_Text segment_:
— BEGIN —
Wallis product

In mathematics, Wallis' product for π, written down in 1655 by John Wallis, states that

$\prod_{n=1}^{\infty} \left(\frac{2n}{2n-1} \cdot \frac{2n}{2n+1}\right) = \frac{2}{1} \cdot \frac{2}{3} \cdot \frac{4}{3} \cdot \frac{4}{5} \cdot \frac{6}{5} \cdot \frac{6}{7} \cdot \frac{8}{7} \cdot \frac{8}{9} \cdots = \frac{\pi}{2}$
Comparison of the convergence of the Wallis product (purple asterisks) and several historical infinite series for π. Sn is the approximation after taking n terms. Each subsequent subplot magnifies the shaded area horizontally by 10 times. (click for detail)

Derivation

Wallis derived this infinite product as it is done in calculus books today, by comparing $\scriptstyle \int_0^\pi \sin^nx dx$ for even and odd values of n, and noting that for large n, increasing n by 1 results in a change that becomes ever smaller as n increases. Since infinitesimal calculus as we know it did not yet exist then, and the mathematical analysis of the time was inadequate to discuss the convergence issues, this was a hard piece of research, and tentative as well.

Wallis' product is, in retrospect, an easy corollary of the later Euler formula for the sine function.
— END —
_Written problem 1_: Retype the Wallis product text from "Wallis derived this" through "the sine function.".

(Image-based layout entries)
— BEGIN —
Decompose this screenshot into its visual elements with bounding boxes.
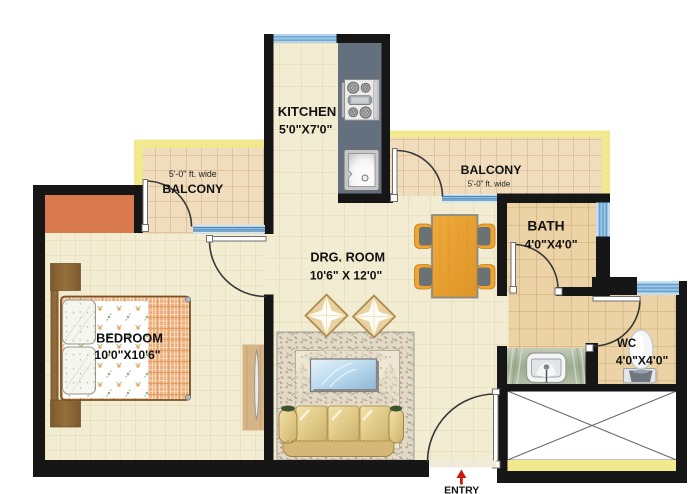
svg-text:BALCONY: BALCONY bbox=[162, 182, 223, 196]
svg-text:ENTRY: ENTRY bbox=[444, 485, 479, 494]
svg-text:WC: WC bbox=[617, 338, 636, 350]
svg-text:DRG. ROOM: DRG. ROOM bbox=[310, 250, 385, 264]
svg-text:5'0"X7'0": 5'0"X7'0" bbox=[279, 123, 333, 137]
svg-text:BATH: BATH bbox=[527, 219, 564, 234]
svg-text:4'0"X4'0": 4'0"X4'0" bbox=[616, 354, 669, 368]
svg-text:BALCONY: BALCONY bbox=[461, 163, 522, 177]
svg-text:5'-0" ft. wide: 5'-0" ft. wide bbox=[169, 169, 217, 179]
svg-text:5'-0" ft. wide: 5'-0" ft. wide bbox=[468, 180, 510, 189]
svg-text:KITCHEN: KITCHEN bbox=[278, 104, 337, 119]
svg-text:4'0"X4'0": 4'0"X4'0" bbox=[524, 238, 577, 252]
svg-text:10'0"X10'6": 10'0"X10'6" bbox=[94, 348, 160, 362]
svg-text:BEDROOM: BEDROOM bbox=[96, 331, 163, 346]
svg-text:10'6" X 12'0": 10'6" X 12'0" bbox=[310, 268, 382, 282]
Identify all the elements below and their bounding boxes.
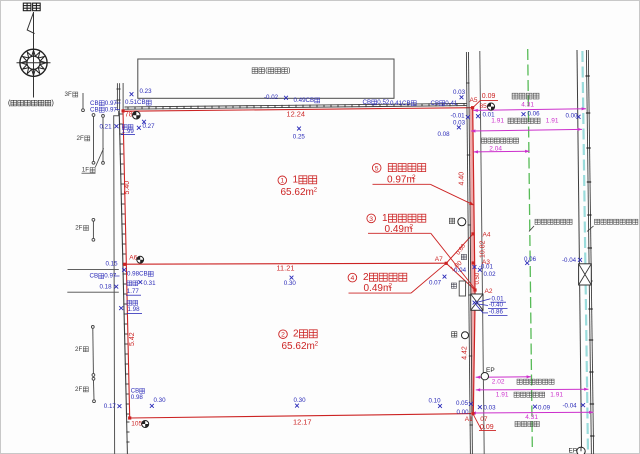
svg-text:0.98CB: 0.98CB <box>127 271 148 278</box>
svg-text:0.09: 0.09 <box>482 93 496 100</box>
svg-text:105: 105 <box>131 421 142 428</box>
svg-text:5.40: 5.40 <box>124 181 131 195</box>
svg-text:A1: A1 <box>465 416 473 423</box>
svg-text:3F: 3F <box>65 91 72 98</box>
svg-text:2F: 2F <box>75 346 82 353</box>
svg-text:1: 1 <box>293 174 299 185</box>
svg-text:0.02: 0.02 <box>484 271 497 278</box>
svg-text:0.06: 0.06 <box>528 111 541 118</box>
svg-text:2.04: 2.04 <box>489 145 502 152</box>
svg-text:0.05: 0.05 <box>456 400 469 407</box>
svg-text:4: 4 <box>351 275 355 282</box>
svg-text:-0.40: -0.40 <box>489 302 504 309</box>
svg-text:10.82: 10.82 <box>480 240 487 258</box>
svg-text:2F: 2F <box>77 135 84 142</box>
svg-text:5: 5 <box>375 165 379 172</box>
svg-text:0.03: 0.03 <box>453 89 466 96</box>
svg-text:5.42: 5.42 <box>129 332 136 346</box>
svg-text:2: 2 <box>314 187 318 194</box>
svg-text:65.62m: 65.62m <box>282 341 315 352</box>
svg-text:-0.02: -0.02 <box>264 94 279 101</box>
svg-text:-0.04: -0.04 <box>562 257 577 264</box>
svg-text:1.91: 1.91 <box>546 118 559 125</box>
svg-text:1.98: 1.98 <box>128 306 141 313</box>
svg-text:1.91: 1.91 <box>491 118 504 125</box>
svg-text:0.25: 0.25 <box>293 134 306 141</box>
svg-text:2: 2 <box>412 174 416 181</box>
svg-text:0.00: 0.00 <box>457 409 470 416</box>
svg-text:0.07: 0.07 <box>429 280 442 287</box>
svg-text:0.49m: 0.49m <box>364 283 392 294</box>
svg-text:85: 85 <box>480 103 488 110</box>
svg-text:CB: CB <box>431 100 440 107</box>
svg-text:3: 3 <box>369 216 373 223</box>
svg-text:0.09: 0.09 <box>480 424 494 431</box>
svg-text:78: 78 <box>125 112 133 119</box>
svg-text:0.10: 0.10 <box>429 398 442 405</box>
svg-text:0.21: 0.21 <box>100 123 113 130</box>
svg-text:CB: CB <box>90 273 99 280</box>
svg-text:4.31: 4.31 <box>525 414 538 421</box>
svg-text:0.00: 0.00 <box>566 113 579 120</box>
svg-text:1.91: 1.91 <box>496 392 509 399</box>
svg-text:1F: 1F <box>82 167 89 174</box>
svg-text:2F: 2F <box>75 386 82 393</box>
svg-text:A4: A4 <box>483 231 491 238</box>
svg-text:12.24: 12.24 <box>287 110 306 119</box>
svg-text:0.17: 0.17 <box>104 403 117 410</box>
svg-text:0.52: 0.52 <box>377 99 390 106</box>
svg-text:A6: A6 <box>129 255 137 262</box>
svg-text:0.18: 0.18 <box>100 284 113 291</box>
svg-text:-0.86: -0.86 <box>489 309 504 316</box>
svg-text:EP: EP <box>569 447 578 454</box>
svg-text:1.77: 1.77 <box>127 288 140 295</box>
svg-text:11.21: 11.21 <box>277 264 295 273</box>
svg-text:0.31: 0.31 <box>144 280 157 287</box>
svg-text:2: 2 <box>293 328 299 339</box>
svg-text:07: 07 <box>480 416 488 423</box>
svg-text:2.02: 2.02 <box>492 379 505 386</box>
svg-text:65.62m: 65.62m <box>281 187 314 198</box>
svg-text:): ) <box>288 68 290 75</box>
svg-text:): ) <box>52 100 54 107</box>
svg-text:2: 2 <box>363 272 369 283</box>
svg-text:2: 2 <box>389 283 393 290</box>
svg-text:0.04: 0.04 <box>454 267 467 274</box>
svg-text:A5: A5 <box>470 97 478 104</box>
svg-text:-0.04: -0.04 <box>563 403 578 410</box>
svg-text:1: 1 <box>280 178 284 185</box>
svg-text:0.50: 0.50 <box>475 272 481 284</box>
svg-text:0.09: 0.09 <box>538 404 551 411</box>
svg-text:2: 2 <box>281 332 285 339</box>
svg-text:A2: A2 <box>485 288 493 295</box>
svg-text:1.99: 1.99 <box>122 128 135 135</box>
svg-text:12.17: 12.17 <box>293 417 312 426</box>
svg-text:0.23: 0.23 <box>140 88 153 95</box>
svg-text:1: 1 <box>382 213 388 224</box>
svg-text:CB: CB <box>363 99 372 106</box>
svg-text:4.42: 4.42 <box>461 346 468 360</box>
svg-text:0.08: 0.08 <box>438 131 451 138</box>
svg-text:0.30: 0.30 <box>154 397 167 404</box>
svg-text:1.91: 1.91 <box>550 392 563 399</box>
svg-text:4.31: 4.31 <box>521 102 534 109</box>
svg-text:2: 2 <box>315 340 319 347</box>
svg-text:2F: 2F <box>75 225 82 232</box>
svg-text:0.15: 0.15 <box>106 261 119 268</box>
svg-text:-0.01: -0.01 <box>479 264 494 271</box>
svg-text:0.30: 0.30 <box>294 397 307 404</box>
svg-text:0.51CB: 0.51CB <box>125 99 146 106</box>
svg-text:0.03: 0.03 <box>453 120 466 127</box>
svg-text:2: 2 <box>410 224 414 231</box>
svg-text:0.49CB: 0.49CB <box>294 97 315 104</box>
svg-text:0.01: 0.01 <box>483 112 496 119</box>
svg-text:-0.01: -0.01 <box>451 113 466 120</box>
svg-text:0.98: 0.98 <box>131 394 144 401</box>
svg-text:CB: CB <box>90 106 99 113</box>
svg-text:0.03: 0.03 <box>484 405 497 412</box>
svg-text:0.41: 0.41 <box>445 100 458 107</box>
svg-text:0.41CB: 0.41CB <box>390 100 411 107</box>
svg-text:4.40: 4.40 <box>459 172 466 186</box>
svg-text:0.27: 0.27 <box>143 123 156 130</box>
svg-text:A7: A7 <box>435 256 443 263</box>
svg-text:0.30: 0.30 <box>284 280 297 287</box>
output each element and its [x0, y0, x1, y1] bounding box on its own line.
— END —
_Written problem 2_: In the records, edit the stretch from the line containing "svg-text:BALCONY: BALCONY bbox=[162, 182, 223, 196]" through the line containing "123, 333, 137]" by replacing "ENTRY" with "FOYER", changing nothing else, and give back only those lines.

_Task response 1_:
Wallis derived this infinite product as it is done in calculus books today, by comparing $\scriptstyle \int_0^\pi \sin^nx dx$ for even and odd values of n, and noting that for large n, increasing n by 1 results in a change that becomes ever smaller as n increases. Since infinitesimal calculus as we know it did not yet exist then, and the mathematical analysis of the time was inadequate to discuss the convergence issues, this was a hard piece of research, and tentative as well.

Wallis' product is, in retrospect, an easy corollary of the later Euler formula for the sine function.

_Task response 2_:
svg-text:BALCONY: BALCONY bbox=[162, 182, 223, 196]
svg-text:FOYER: FOYER bbox=[444, 485, 479, 494]
svg-text:WC: WC bbox=[617, 338, 636, 350]
svg-text:DRG. ROOM: DRG. ROOM bbox=[310, 250, 385, 264]
svg-text:5'0"X7'0": 5'0"X7'0" bbox=[279, 123, 333, 137]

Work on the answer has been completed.